* **Your objective**
Please give the listing again, word for word, with nothing left out.
********
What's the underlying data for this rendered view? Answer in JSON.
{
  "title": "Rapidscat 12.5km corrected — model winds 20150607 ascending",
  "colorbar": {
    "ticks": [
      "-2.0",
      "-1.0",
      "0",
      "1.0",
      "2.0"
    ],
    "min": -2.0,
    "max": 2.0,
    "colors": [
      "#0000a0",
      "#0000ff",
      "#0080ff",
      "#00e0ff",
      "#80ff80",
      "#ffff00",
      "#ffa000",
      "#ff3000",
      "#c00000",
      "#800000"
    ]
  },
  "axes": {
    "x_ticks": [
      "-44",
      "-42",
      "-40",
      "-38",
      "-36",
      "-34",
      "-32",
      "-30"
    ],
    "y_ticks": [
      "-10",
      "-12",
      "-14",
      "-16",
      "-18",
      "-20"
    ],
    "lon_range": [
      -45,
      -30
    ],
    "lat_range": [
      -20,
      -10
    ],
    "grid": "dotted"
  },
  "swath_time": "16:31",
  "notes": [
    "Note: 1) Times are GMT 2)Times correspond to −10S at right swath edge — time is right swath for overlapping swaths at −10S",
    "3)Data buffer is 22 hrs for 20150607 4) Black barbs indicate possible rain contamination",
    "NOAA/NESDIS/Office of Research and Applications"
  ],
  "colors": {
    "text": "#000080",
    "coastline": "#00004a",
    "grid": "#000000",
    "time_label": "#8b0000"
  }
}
********
* **Completed exercise**
What's the underlying data for this rendered view? Answer in JSON.
{
  "title": "Rapidscat 12.5km corrected — model winds 20150607 ascending",
  "colorbar": {
    "ticks": [
      "-2.0",
      "-1.0",
      "0",
      "1.0",
      "2.0"
    ],
    "min": -2.0,
    "max": 2.0,
    "colors": [
      "#0000a0",
      "#0000ff",
      "#0080ff",
      "#00e0ff",
      "#80ff80",
      "#ffff00",
      "#ffa000",
      "#ff3000",
      "#c00000",
      "#800000"
    ]
  },
  "axes": {
    "x_ticks": [
      "-44",
      "-42",
      "-40",
      "-38",
      "-36",
      "-34",
      "-32",
      "-30"
    ],
    "y_ticks": [
      "-10",
      "-12",
      "-14",
      "-16",
      "-18",
      "-20"
    ],
    "lon_range": [
      -45,
      -30
    ],
    "lat_range": [
      -20,
      -10
    ],
    "grid": "dotted"
  },
  "swath_time": "16:31",
  "notes": [
    "Note: 1) Times are GMT 2)Times correspond to −10S at right swath edge — time is right swath for overlapping swaths at −10S",
    "3)Data buffer is 22 hrs for 20150607 4) Black barbs indicate possible rain contamination",
    "NOAA/NESDIS/Office of Research and Applications"
  ],
  "colors": {
    "text": "#000080",
    "coastline": "#00004a",
    "grid": "#000000",
    "time_label": "#8b0000"
  }
}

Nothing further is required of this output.